Exercise objective: Pull out every line from the listing that has the word "structured".

Information provided:
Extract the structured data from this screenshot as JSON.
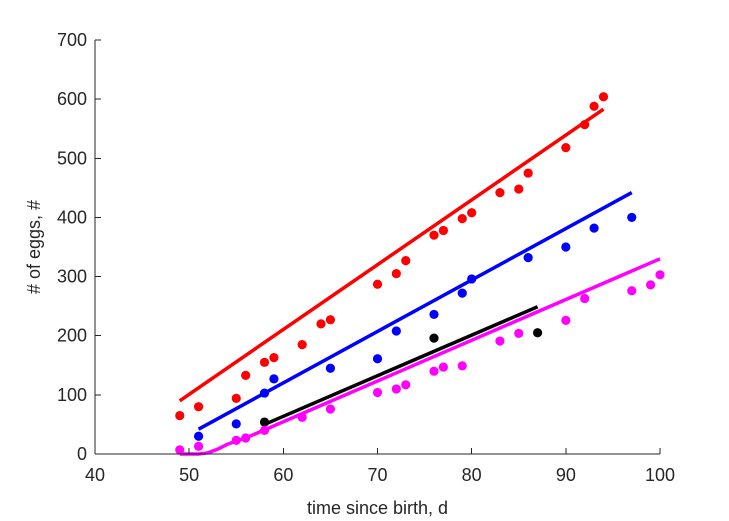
{
  "chart_data": {
    "type": "scatter",
    "title": "",
    "xlabel": "time since birth, d",
    "ylabel": "# of eggs, #",
    "xlim": [
      40,
      100
    ],
    "ylim": [
      0,
      700
    ],
    "xticks": [
      40,
      50,
      60,
      70,
      80,
      90,
      100
    ],
    "yticks": [
      0,
      100,
      200,
      300,
      400,
      500,
      600,
      700
    ],
    "grid": false,
    "legend": "none",
    "series": [
      {
        "color": "#ff0000",
        "points": {
          "x": [
            49,
            51,
            55,
            56,
            58,
            59,
            62,
            64,
            65,
            70,
            72,
            73,
            76,
            77,
            79,
            80,
            83,
            85,
            86,
            90,
            92,
            93,
            94
          ],
          "y": [
            65,
            80,
            94,
            133,
            155,
            163,
            185,
            220,
            227,
            287,
            305,
            327,
            370,
            378,
            398,
            408,
            442,
            448,
            475,
            518,
            557,
            588,
            604
          ]
        },
        "fit": {
          "x": [
            49,
            94
          ],
          "y": [
            90,
            583
          ]
        }
      },
      {
        "color": "#0000ff",
        "points": {
          "x": [
            51,
            55,
            58,
            59,
            65,
            70,
            72,
            76,
            79,
            80,
            86,
            90,
            93,
            97
          ],
          "y": [
            30,
            51,
            103,
            127,
            145,
            161,
            208,
            236,
            272,
            296,
            332,
            350,
            382,
            400
          ]
        },
        "fit": {
          "x": [
            51,
            97
          ],
          "y": [
            42,
            442
          ]
        }
      },
      {
        "color": "#000000",
        "points": {
          "x": [
            58,
            76,
            87
          ],
          "y": [
            54,
            196,
            205
          ]
        },
        "fit": {
          "x": [
            58,
            87
          ],
          "y": [
            50,
            249
          ]
        }
      },
      {
        "color": "#ff00ff",
        "points": {
          "x": [
            49,
            51,
            55,
            56,
            58,
            62,
            65,
            70,
            72,
            73,
            76,
            77,
            79,
            83,
            85,
            90,
            92,
            97,
            99,
            100
          ],
          "y": [
            7,
            13,
            23,
            27,
            40,
            62,
            76,
            104,
            110,
            117,
            140,
            147,
            149,
            191,
            204,
            226,
            263,
            276,
            286,
            303
          ]
        },
        "fit": {
          "x": [
            49,
            50,
            51,
            52,
            53,
            54,
            55,
            56,
            100
          ],
          "y": [
            0,
            0,
            0,
            2,
            8,
            16,
            22,
            27,
            330
          ]
        }
      }
    ]
  }
}
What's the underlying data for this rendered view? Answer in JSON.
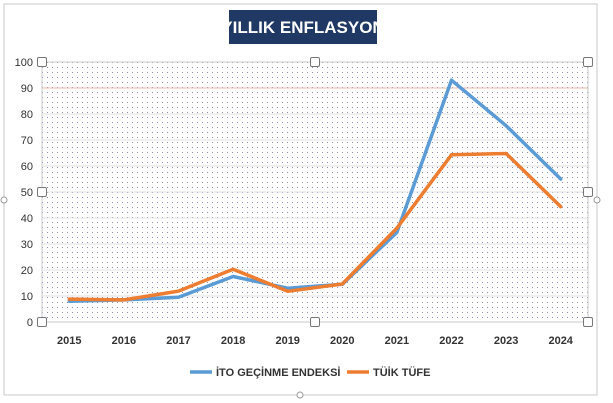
{
  "chart_data": {
    "type": "line",
    "title": "YILLIK ENFLASYON",
    "x": [
      "2015",
      "2016",
      "2017",
      "2018",
      "2019",
      "2020",
      "2021",
      "2022",
      "2023",
      "2024"
    ],
    "series": [
      {
        "name": "İTO GEÇİNME ENDEKSİ",
        "color": "#5b9bd5",
        "values": [
          8,
          8.5,
          9.5,
          17.5,
          13,
          14.5,
          34.5,
          93,
          75.5,
          55
        ]
      },
      {
        "name": "TÜİK TÜFE",
        "color": "#ed7d31",
        "values": [
          8.8,
          8.5,
          11.9,
          20.3,
          11.8,
          14.6,
          36.1,
          64.3,
          64.8,
          44.4
        ]
      }
    ],
    "ylim": [
      0,
      100
    ],
    "yticks": [
      "0",
      "10",
      "20",
      "30",
      "40",
      "50",
      "60",
      "70",
      "80",
      "90",
      "100"
    ],
    "xlabel": "",
    "ylabel": "",
    "grid": true,
    "legend_position": "bottom",
    "title_bg": "#1f3864"
  }
}
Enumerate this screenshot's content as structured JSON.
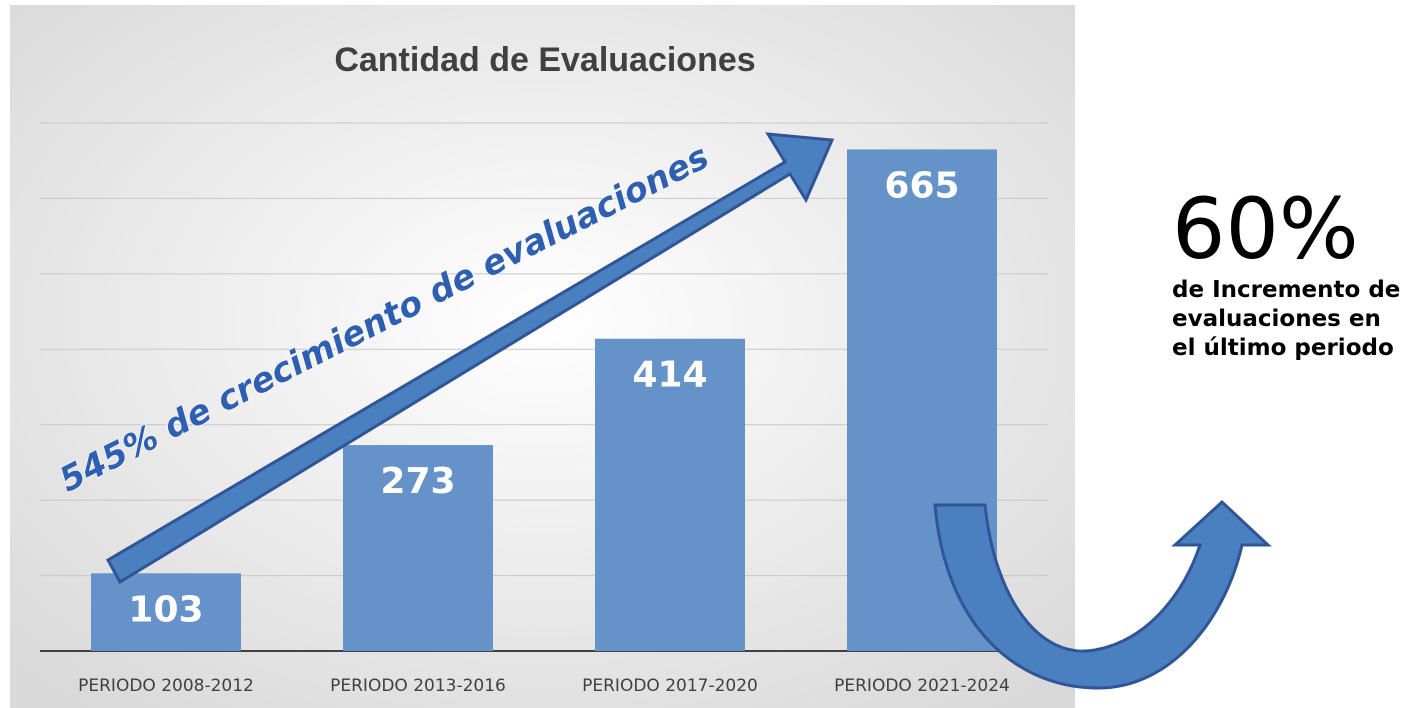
{
  "chart_data": {
    "type": "bar",
    "title": "Cantidad de Evaluaciones",
    "categories": [
      "PERIODO 2008-2012",
      "PERIODO 2013-2016",
      "PERIODO 2017-2020",
      "PERIODO 2021-2024"
    ],
    "values": [
      103,
      273,
      414,
      665
    ],
    "color": "#6592c9",
    "ylim": [
      0,
      700
    ],
    "yticks": [
      0,
      100,
      200,
      300,
      400,
      500,
      600,
      700
    ],
    "grid": true,
    "annotations": [
      "545% de crecimiento de evaluaciones",
      "60%",
      "de Incremento de evaluaciones en el último periodo"
    ]
  }
}
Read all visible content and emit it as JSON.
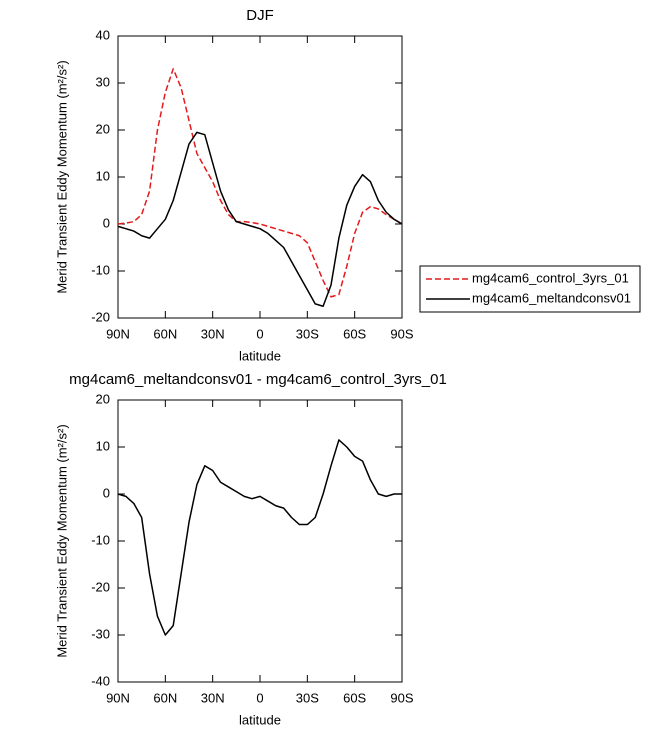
{
  "chart_data": [
    {
      "type": "line",
      "title": "DJF",
      "xlabel": "latitude",
      "ylabel": "Merid Transient Eddy Momentum  (m²/s²)",
      "x": [
        90,
        85,
        80,
        75,
        70,
        65,
        60,
        55,
        50,
        45,
        40,
        35,
        30,
        25,
        20,
        15,
        10,
        5,
        0,
        -5,
        -10,
        -15,
        -20,
        -25,
        -30,
        -35,
        -40,
        -45,
        -50,
        -55,
        -60,
        -65,
        -70,
        -75,
        -80,
        -85,
        -90
      ],
      "xlim": [
        90,
        -90
      ],
      "xticks": [
        {
          "value": 90,
          "label": "90N"
        },
        {
          "value": 60,
          "label": "60N"
        },
        {
          "value": 30,
          "label": "30N"
        },
        0,
        {
          "value": -30,
          "label": "30S"
        },
        {
          "value": -60,
          "label": "60S"
        },
        {
          "value": -90,
          "label": "90S"
        }
      ],
      "ylim": [
        -20,
        40
      ],
      "yticks": [
        -20,
        -10,
        0,
        10,
        20,
        30,
        40
      ],
      "legend": "right",
      "series": [
        {
          "name": "mg4cam6_control_3yrs_01",
          "color": "#e41a1c",
          "style": "dashed",
          "values": [
            0,
            0.2,
            0.5,
            2,
            7,
            20,
            28,
            33,
            29,
            22,
            15,
            12,
            9,
            5,
            2,
            0.5,
            0.5,
            0.3,
            0,
            -0.5,
            -1,
            -1.5,
            -2,
            -2.5,
            -4,
            -8,
            -12,
            -15.5,
            -15,
            -9,
            -2,
            2.5,
            3.7,
            3.2,
            2,
            1,
            0
          ]
        },
        {
          "name": "mg4cam6_meltandconsv01",
          "color": "#000000",
          "style": "solid",
          "values": [
            -0.5,
            -1,
            -1.5,
            -2.5,
            -3,
            -1,
            1,
            5,
            11,
            17,
            19.5,
            19,
            13,
            7,
            3,
            0.5,
            0,
            -0.5,
            -1,
            -2,
            -3.5,
            -5,
            -8,
            -11,
            -14,
            -17,
            -17.5,
            -13,
            -3,
            4,
            8,
            10.5,
            9,
            5,
            2.5,
            1,
            0
          ]
        }
      ]
    },
    {
      "type": "line",
      "title": "mg4cam6_meltandconsv01 - mg4cam6_control_3yrs_01",
      "xlabel": "latitude",
      "ylabel": "Merid Transient Eddy Momentum  (m²/s²)",
      "x": [
        90,
        85,
        80,
        75,
        70,
        65,
        60,
        55,
        50,
        45,
        40,
        35,
        30,
        25,
        20,
        15,
        10,
        5,
        0,
        -5,
        -10,
        -15,
        -20,
        -25,
        -30,
        -35,
        -40,
        -45,
        -50,
        -55,
        -60,
        -65,
        -70,
        -75,
        -80,
        -85,
        -90
      ],
      "xlim": [
        90,
        -90
      ],
      "xticks": [
        {
          "value": 90,
          "label": "90N"
        },
        {
          "value": 60,
          "label": "60N"
        },
        {
          "value": 30,
          "label": "30N"
        },
        0,
        {
          "value": -30,
          "label": "30S"
        },
        {
          "value": -60,
          "label": "60S"
        },
        {
          "value": -90,
          "label": "90S"
        }
      ],
      "ylim": [
        -40,
        20
      ],
      "yticks": [
        -40,
        -30,
        -20,
        -10,
        0,
        10,
        20
      ],
      "series": [
        {
          "color": "#000000",
          "style": "solid",
          "values": [
            0,
            -0.5,
            -2,
            -5,
            -17,
            -26,
            -30,
            -28,
            -17,
            -6,
            2,
            6,
            5,
            2.5,
            1.5,
            0.5,
            -0.5,
            -1,
            -0.5,
            -1.5,
            -2.5,
            -3,
            -5,
            -6.5,
            -6.5,
            -5,
            0,
            6,
            11.5,
            10,
            8,
            7,
            3,
            0,
            -0.5,
            0,
            0
          ]
        }
      ]
    }
  ]
}
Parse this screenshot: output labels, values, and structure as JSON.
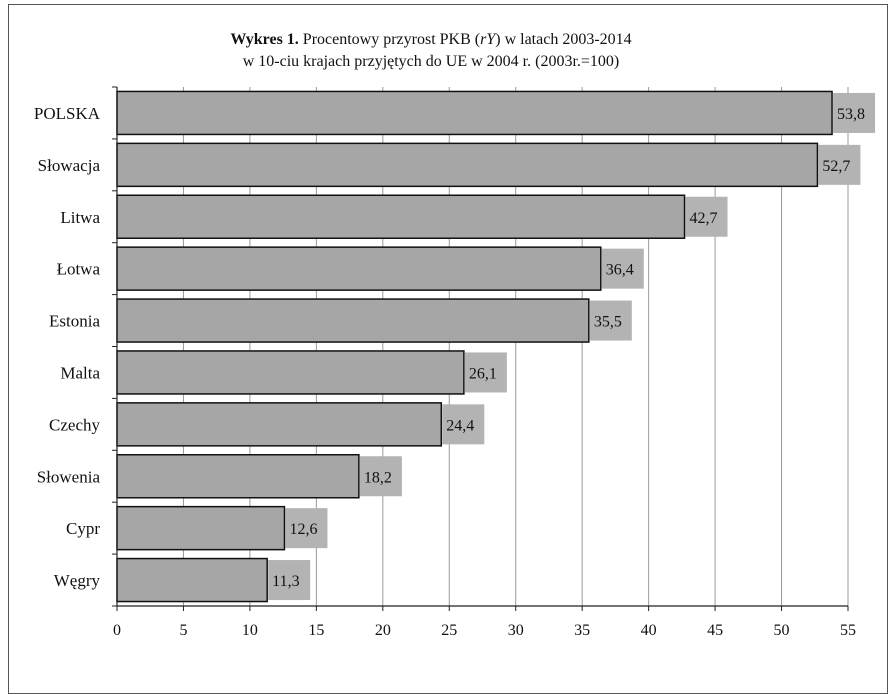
{
  "chart_data": {
    "type": "bar",
    "orientation": "horizontal",
    "title_part1": "Wykres 1.",
    "title_part2": " Procentowy przyrost PKB (",
    "title_italic": "rY",
    "title_part3": ")  w latach 2003-2014",
    "subtitle": "w 10-ciu krajach przyjętych do UE w 2004 r.  (2003r.=100)",
    "categories": [
      "POLSKA",
      "Słowacja",
      "Litwa",
      "Łotwa",
      "Estonia",
      "Malta",
      "Czechy",
      "Słowenia",
      "Cypr",
      "Węgry"
    ],
    "values": [
      53.8,
      52.7,
      42.7,
      36.4,
      35.5,
      26.1,
      24.4,
      18.2,
      12.6,
      11.3
    ],
    "data_labels": [
      "53,8",
      "52,7",
      "42,7",
      "36,4",
      "35,5",
      "26,1",
      "24,4",
      "18,2",
      "12,6",
      "11,3"
    ],
    "xlim": [
      0,
      55
    ],
    "xticks": [
      0,
      5,
      10,
      15,
      20,
      25,
      30,
      35,
      40,
      45,
      50,
      55
    ],
    "grid": "vertical",
    "bar_color": "#a6a6a6",
    "label_bg_color": "#b3b3b3",
    "grid_color": "#9a9a9a"
  }
}
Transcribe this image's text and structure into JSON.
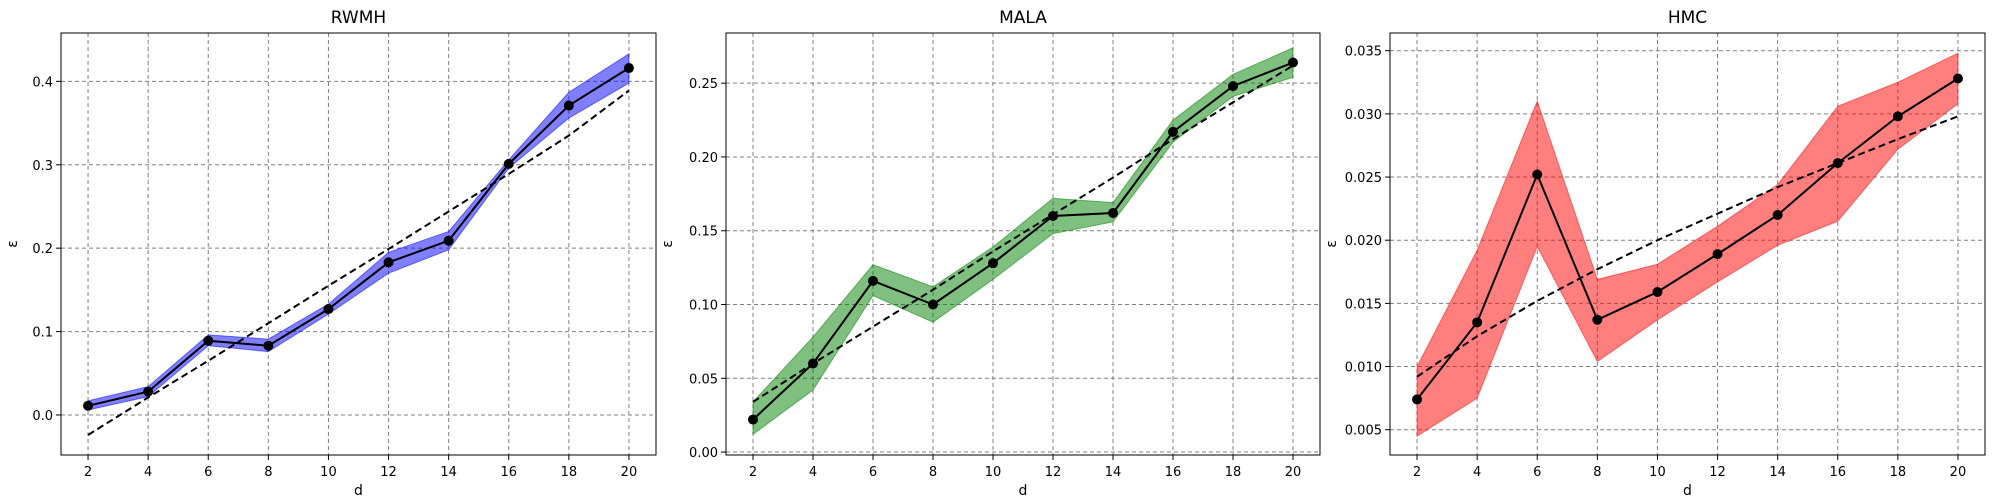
{
  "chart_data": [
    {
      "type": "line",
      "title": "RWMH",
      "xlabel": "d",
      "ylabel": "ε",
      "x": [
        2,
        4,
        6,
        8,
        10,
        12,
        14,
        16,
        18,
        20
      ],
      "xlim": [
        1.1,
        20.9
      ],
      "ylim": [
        -0.048,
        0.458
      ],
      "xticks": [
        2,
        4,
        6,
        8,
        10,
        12,
        14,
        16,
        18,
        20
      ],
      "yticks": [
        0.0,
        0.1,
        0.2,
        0.3,
        0.4
      ],
      "ytick_labels": [
        "0.0",
        "0.1",
        "0.2",
        "0.3",
        "0.4"
      ],
      "grid": true,
      "band_color": "#0000ff",
      "mean": [
        0.011,
        0.028,
        0.089,
        0.083,
        0.127,
        0.183,
        0.209,
        0.301,
        0.371,
        0.416
      ],
      "band_lower": [
        0.006,
        0.022,
        0.083,
        0.076,
        0.121,
        0.17,
        0.198,
        0.296,
        0.356,
        0.398
      ],
      "band_upper": [
        0.017,
        0.034,
        0.096,
        0.091,
        0.133,
        0.195,
        0.22,
        0.306,
        0.387,
        0.433
      ],
      "fit": [
        -0.024,
        0.021,
        0.065,
        0.11,
        0.155,
        0.199,
        0.244,
        0.289,
        0.335,
        0.389
      ]
    },
    {
      "type": "line",
      "title": "MALA",
      "xlabel": "d",
      "ylabel": "ε",
      "x": [
        2,
        4,
        6,
        8,
        10,
        12,
        14,
        16,
        18,
        20
      ],
      "xlim": [
        1.1,
        20.9
      ],
      "ylim": [
        -0.002,
        0.284
      ],
      "xticks": [
        2,
        4,
        6,
        8,
        10,
        12,
        14,
        16,
        18,
        20
      ],
      "yticks": [
        0.0,
        0.05,
        0.1,
        0.15,
        0.2,
        0.25
      ],
      "ytick_labels": [
        "0.00",
        "0.05",
        "0.10",
        "0.15",
        "0.20",
        "0.25"
      ],
      "grid": true,
      "band_color": "#008000",
      "mean": [
        0.022,
        0.06,
        0.116,
        0.1,
        0.128,
        0.16,
        0.162,
        0.217,
        0.248,
        0.264
      ],
      "band_lower": [
        0.012,
        0.042,
        0.106,
        0.088,
        0.117,
        0.148,
        0.156,
        0.21,
        0.241,
        0.254
      ],
      "band_upper": [
        0.034,
        0.078,
        0.127,
        0.112,
        0.139,
        0.172,
        0.169,
        0.225,
        0.256,
        0.274
      ],
      "fit": [
        0.034,
        0.06,
        0.085,
        0.11,
        0.136,
        0.161,
        0.186,
        0.212,
        0.237,
        0.262
      ]
    },
    {
      "type": "line",
      "title": "HMC",
      "xlabel": "d",
      "ylabel": "ε",
      "x": [
        2,
        4,
        6,
        8,
        10,
        12,
        14,
        16,
        18,
        20
      ],
      "xlim": [
        1.1,
        20.9
      ],
      "ylim": [
        0.003,
        0.0364
      ],
      "xticks": [
        2,
        4,
        6,
        8,
        10,
        12,
        14,
        16,
        18,
        20
      ],
      "yticks": [
        0.005,
        0.01,
        0.015,
        0.02,
        0.025,
        0.03,
        0.035
      ],
      "ytick_labels": [
        "0.005",
        "0.010",
        "0.015",
        "0.020",
        "0.025",
        "0.030",
        "0.035"
      ],
      "grid": true,
      "band_color": "#ff0000",
      "mean": [
        0.0074,
        0.0135,
        0.0252,
        0.0137,
        0.0159,
        0.0189,
        0.022,
        0.0261,
        0.0298,
        0.0328
      ],
      "band_lower": [
        0.0045,
        0.0075,
        0.0195,
        0.0104,
        0.0137,
        0.0167,
        0.0196,
        0.0215,
        0.0272,
        0.0308
      ],
      "band_upper": [
        0.01,
        0.0192,
        0.031,
        0.0169,
        0.0181,
        0.0211,
        0.0244,
        0.0306,
        0.0325,
        0.0348
      ],
      "fit": [
        0.0092,
        0.0124,
        0.0152,
        0.0177,
        0.02,
        0.0221,
        0.0242,
        0.0261,
        0.028,
        0.0298
      ]
    }
  ]
}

Solved exercise:
Extract the structured data from this screenshot as JSON.
Enumerate this screenshot's content as structured JSON.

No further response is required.